From the data below, print every line in the stretch from the one containing "mapping-mode-value: Set from" through the one containing "mapping-row-2-field-select[interactable]: Source identificator", both included, with each line unchanged.

▶ Records supplied:
## BEGIN
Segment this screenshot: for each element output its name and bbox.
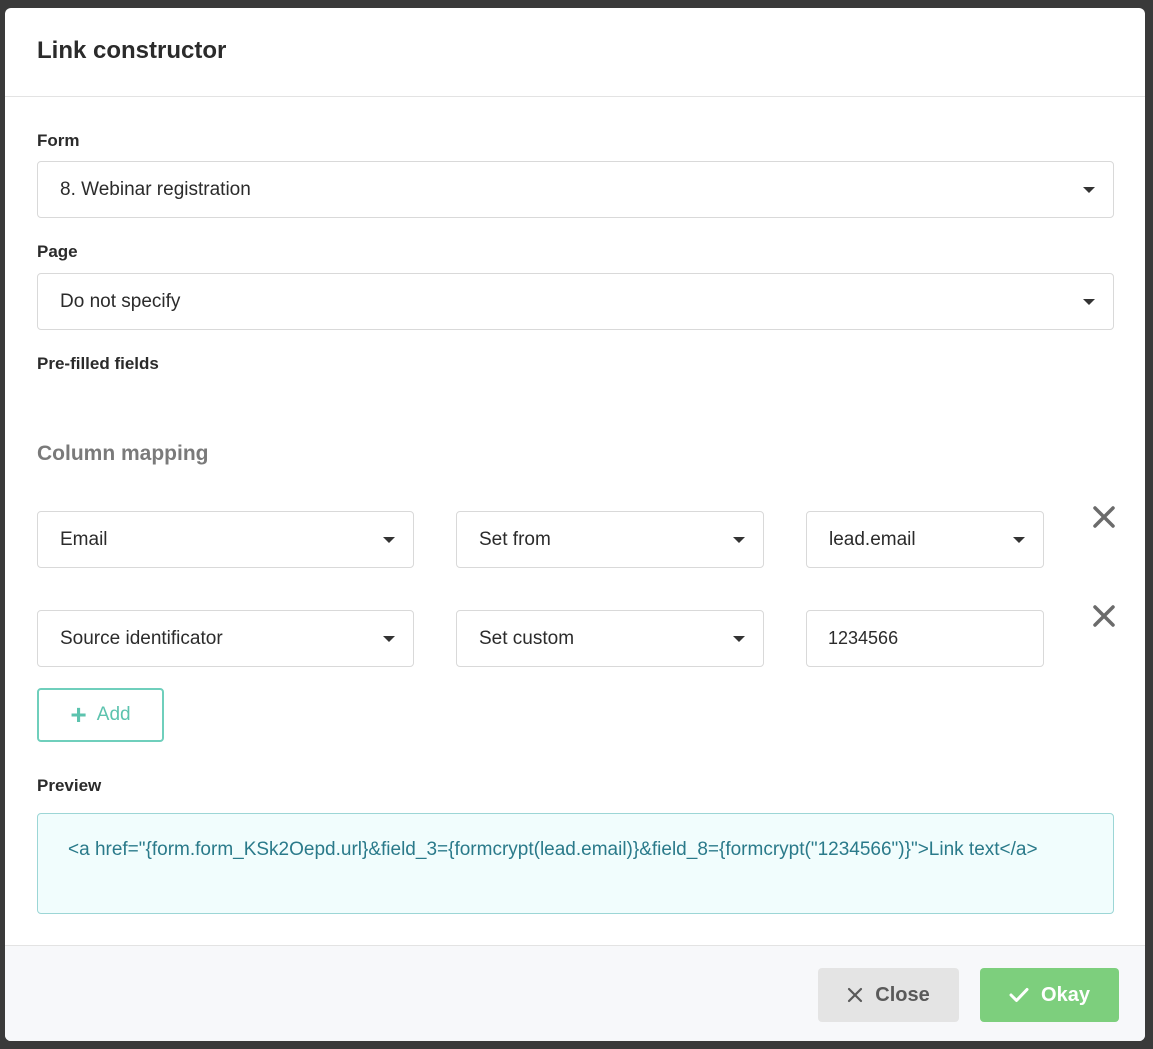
mapping-mode-value: Set from (479, 528, 551, 550)
caret-down-icon (383, 536, 395, 543)
form-select[interactable]: 8. Webinar registration (37, 161, 1114, 218)
plus-icon: + (70, 699, 87, 730)
close-button-label: Close (875, 983, 930, 1006)
preview-label: Preview (37, 776, 102, 795)
close-x-icon (1093, 605, 1115, 627)
column-mapping-title: Column mapping (37, 442, 209, 465)
close-x-icon (848, 987, 863, 1003)
mapping-row-2-field-select[interactable]: Source identificator (37, 610, 414, 667)
mapping-row-1-value-select[interactable]: lead.email (806, 511, 1044, 568)
modal-body: Form 8. Webinar registration Page Do not… (5, 97, 1145, 945)
mapping-mode-value: Set custom (479, 627, 575, 649)
prefilled-fields-label: Pre-filled fields (37, 354, 159, 373)
page-label: Page (37, 242, 78, 261)
close-x-icon (1093, 506, 1115, 528)
modal-title: Link constructor (37, 37, 227, 64)
caret-down-icon (1083, 298, 1095, 305)
link-constructor-modal: Link constructor Form 8. Webinar registr… (5, 8, 1145, 1041)
okay-button-label: Okay (1041, 983, 1090, 1006)
caret-down-icon (733, 635, 745, 642)
remove-row-1-button[interactable] (1089, 502, 1119, 532)
remove-row-2-button[interactable] (1089, 601, 1119, 631)
mapping-row-1-field-select[interactable]: Email (37, 511, 414, 568)
page-select[interactable]: Do not specify (37, 273, 1114, 330)
mapping-value: lead.email (829, 528, 916, 550)
caret-down-icon (1083, 186, 1095, 193)
form-label: Form (37, 131, 80, 150)
mapping-row-1-mode-select[interactable]: Set from (456, 511, 764, 568)
checkmark-icon (1009, 988, 1029, 1002)
okay-button[interactable]: Okay (980, 968, 1119, 1022)
caret-down-icon (1013, 536, 1025, 543)
preview-box: <a href="{form.form_KSk2Oepd.url}&field_… (37, 813, 1114, 914)
modal-footer: Close Okay (5, 945, 1145, 1041)
preview-code: <a href="{form.form_KSk2Oepd.url}&field_… (68, 839, 1038, 860)
mapping-field-value: Email (60, 528, 108, 550)
page-select-value: Do not specify (60, 290, 181, 312)
caret-down-icon (383, 635, 395, 642)
mapping-row-2-value-input[interactable] (806, 610, 1044, 667)
close-button[interactable]: Close (818, 968, 959, 1022)
mapping-row-2-mode-select[interactable]: Set custom (456, 610, 764, 667)
add-button-label: Add (96, 704, 131, 725)
add-mapping-button[interactable]: + Add (37, 688, 164, 742)
form-select-value: 8. Webinar registration (60, 178, 251, 200)
modal-header: Link constructor (5, 8, 1145, 97)
caret-down-icon (733, 536, 745, 543)
mapping-field-value: Source identificator (60, 627, 223, 649)
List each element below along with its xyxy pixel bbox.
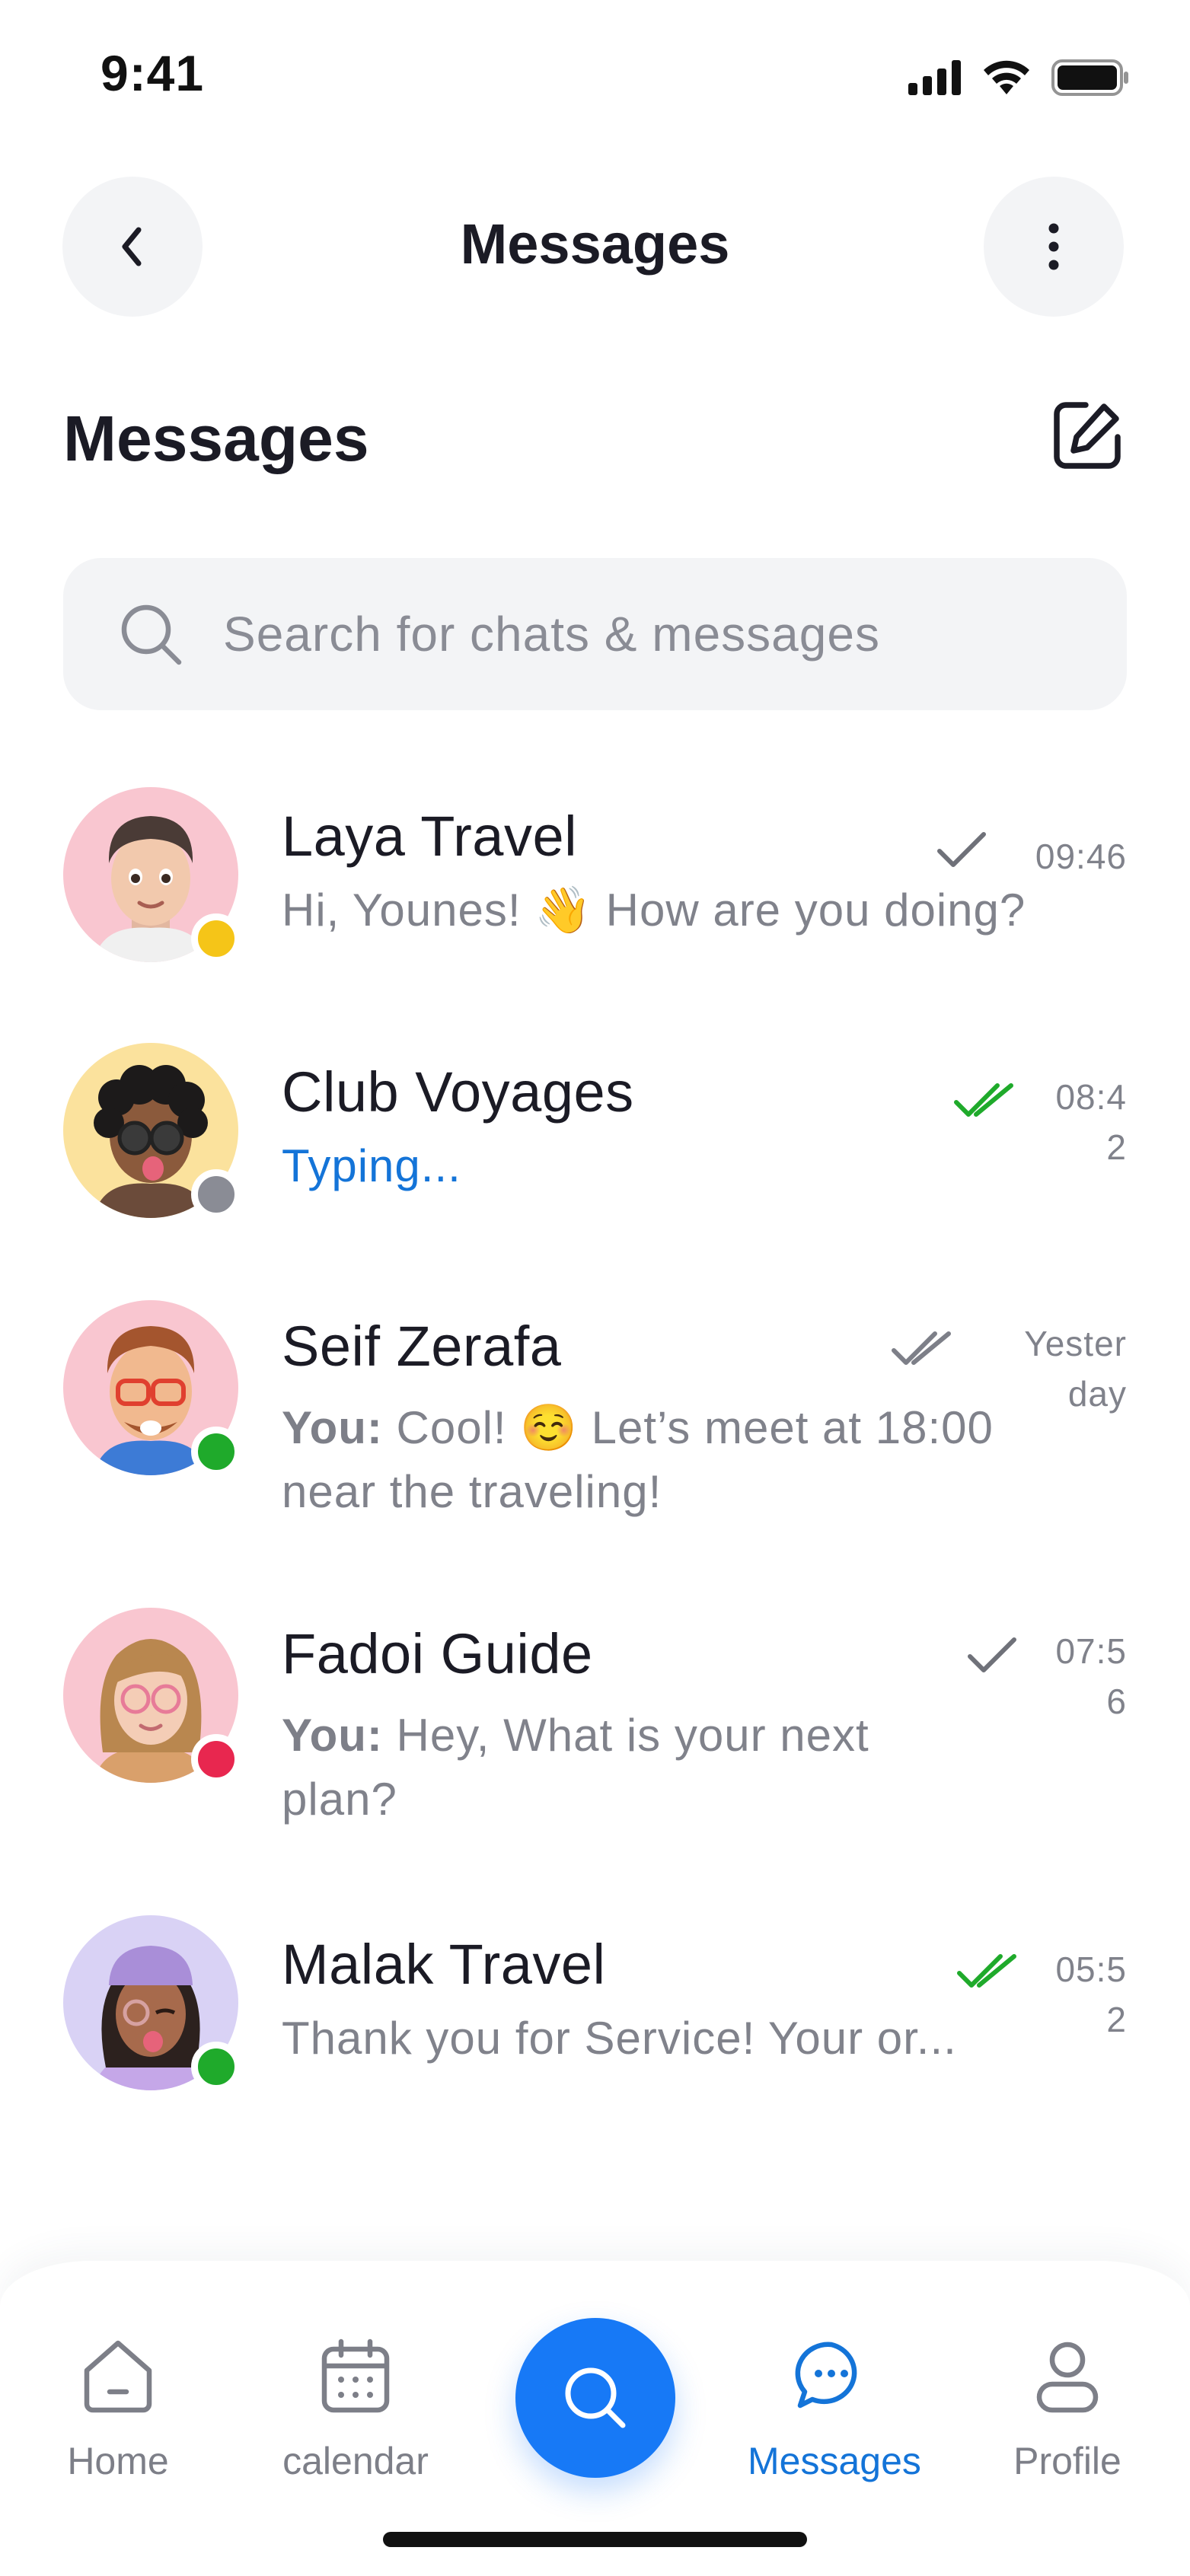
tab-label: Messages xyxy=(748,2440,921,2482)
bottom-tab-bar: Home calendar Messages Profile xyxy=(0,2261,1190,2576)
presence-indicator xyxy=(191,1734,241,1784)
tab-label: Home xyxy=(67,2440,169,2482)
chat-item[interactable]: Fadoi Guide You: Hey, What is your next … xyxy=(0,1608,1190,1859)
chat-item[interactable]: Laya Travel Hi, Younes! 👋 How are you do… xyxy=(0,787,1190,985)
tab-home[interactable]: Home xyxy=(34,2334,202,2483)
presence-indicator xyxy=(191,2042,241,2092)
typing-indicator: Typing... xyxy=(282,1140,461,1191)
battery-icon xyxy=(1051,59,1128,96)
search-icon xyxy=(121,604,182,665)
search-fab-button[interactable] xyxy=(515,2318,675,2478)
status-bar: 9:41 xyxy=(0,0,1190,152)
chat-preview: You: Hey, What is your next plan? xyxy=(282,1710,869,1825)
chat-name: Club Voyages xyxy=(282,1060,634,1124)
chat-time: 07:5 6 xyxy=(1055,1631,1127,1721)
chat-time: 08:4 2 xyxy=(1055,1077,1127,1167)
page-title: Messages xyxy=(63,403,369,474)
presence-indicator xyxy=(191,1169,241,1219)
chat-name: Laya Travel xyxy=(282,805,578,868)
avatar xyxy=(63,1300,241,1477)
user-icon xyxy=(1036,2342,1099,2413)
tab-profile[interactable]: Profile xyxy=(984,2334,1151,2483)
status-icons xyxy=(908,59,1129,96)
home-icon xyxy=(84,2340,152,2413)
presence-indicator xyxy=(191,1427,241,1477)
avatar xyxy=(63,787,241,964)
chat-item[interactable]: Club Voyages Typing... 08:4 2 xyxy=(0,1043,1190,1241)
chat-item[interactable]: Seif Zerafa You: Cool! ☺️ Let’s meet at … xyxy=(0,1300,1190,1551)
tab-messages[interactable]: Messages xyxy=(748,2334,921,2483)
tab-label: calendar xyxy=(282,2440,429,2482)
chat-preview: You: Cool! ☺️ Let’s meet at 18:00 near t… xyxy=(282,1402,994,1517)
tab-calendar[interactable]: calendar xyxy=(272,2334,439,2483)
tab-label: Profile xyxy=(1013,2440,1121,2482)
chat-bubble-icon xyxy=(795,2342,857,2409)
chat-time: 05:5 2 xyxy=(1055,1950,1127,2039)
chat-preview: Hi, Younes! 👋 How are you doing? xyxy=(282,885,1026,936)
chat-name: Malak Travel xyxy=(282,1933,606,1996)
wifi-icon xyxy=(984,60,1029,94)
chat-time: Yester day xyxy=(1024,1324,1127,1414)
compose-button[interactable] xyxy=(1048,396,1127,475)
avatar xyxy=(63,1915,241,2092)
check-icon xyxy=(968,1637,1016,1672)
avatar xyxy=(63,1608,241,1784)
edit-icon xyxy=(1054,402,1121,469)
double-check-icon xyxy=(954,1083,1013,1117)
home-indicator xyxy=(383,2532,807,2547)
status-time: 9:41 xyxy=(100,45,205,101)
signal-icon xyxy=(908,60,961,95)
chat-name: Fadoi Guide xyxy=(282,1622,593,1685)
presence-indicator xyxy=(191,913,241,964)
search-input[interactable] xyxy=(223,606,1061,662)
calendar-icon xyxy=(321,2338,390,2413)
search-icon xyxy=(565,2367,626,2428)
avatar xyxy=(63,1043,241,1219)
more-options-button[interactable] xyxy=(984,177,1124,317)
double-check-icon xyxy=(892,1331,951,1365)
chat-time: 09:46 xyxy=(1035,837,1127,876)
check-icon xyxy=(937,832,986,867)
chat-name: Seif Zerafa xyxy=(282,1315,562,1378)
chat-item[interactable]: Malak Travel Thank you for Service! Your… xyxy=(0,1915,1190,2113)
chat-preview: Thank you for Service! Your or... xyxy=(282,2013,957,2064)
more-vertical-icon xyxy=(1048,223,1059,270)
double-check-icon xyxy=(957,1954,1016,1988)
search-box[interactable] xyxy=(63,558,1127,710)
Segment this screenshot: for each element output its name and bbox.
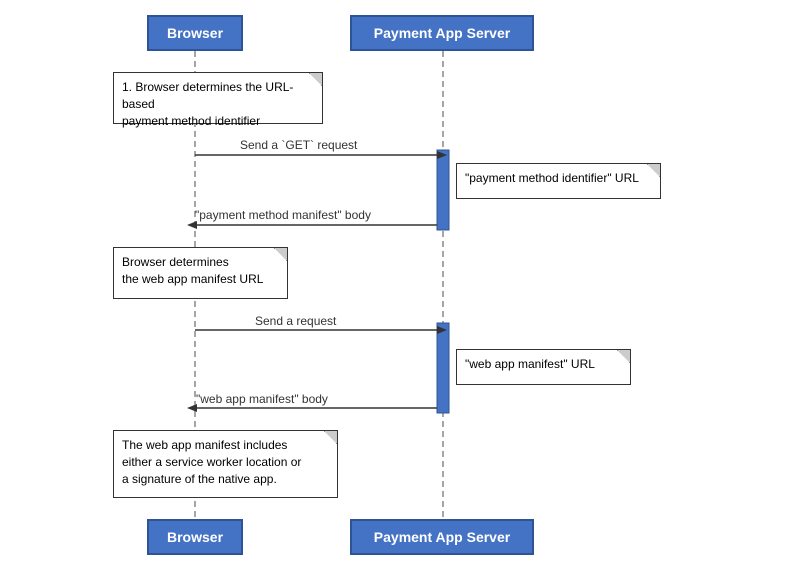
arrow-web-app-manifest-body-label: "web app manifest" body [196, 392, 328, 406]
server-actor-bottom: Payment App Server [350, 519, 534, 555]
arrow-send-request-label: Send a request [255, 314, 336, 328]
note-url-based-identifier: 1. Browser determines the URL-basedpayme… [113, 72, 323, 124]
note-payment-method-identifier-url: "payment method identifier" URL [456, 163, 661, 199]
arrow-payment-manifest-body-label: "payment method manifest" body [195, 208, 371, 222]
note-web-app-manifest-includes: The web app manifest includeseither a se… [113, 430, 338, 498]
sequence-diagram: Browser Payment App Server Browser Payme… [0, 0, 800, 587]
browser-actor-top: Browser [147, 15, 243, 51]
server-actor-top: Payment App Server [350, 15, 534, 51]
note-web-app-manifest-url-box: "web app manifest" URL [456, 349, 631, 385]
browser-actor-bottom: Browser [147, 519, 243, 555]
note-web-app-manifest-url: Browser determinesthe web app manifest U… [113, 247, 288, 299]
arrow-get-request-label: Send a `GET` request [240, 138, 357, 152]
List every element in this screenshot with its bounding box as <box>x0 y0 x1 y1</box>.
## END
▶ Response for this exercise:
mapping-mode-value: Set from (479, 528, 551, 550)
caret-down-icon (383, 536, 395, 543)
form-select[interactable]: 8. Webinar registration (37, 161, 1114, 218)
plus-icon: + (70, 699, 87, 730)
close-button-label: Close (875, 983, 930, 1006)
preview-label: Preview (37, 776, 102, 795)
close-x-icon (1093, 605, 1115, 627)
column-mapping-title: Column mapping (37, 442, 209, 465)
close-x-icon (848, 987, 863, 1003)
mapping-row-2-field-select[interactable]: Source identificator (37, 610, 414, 667)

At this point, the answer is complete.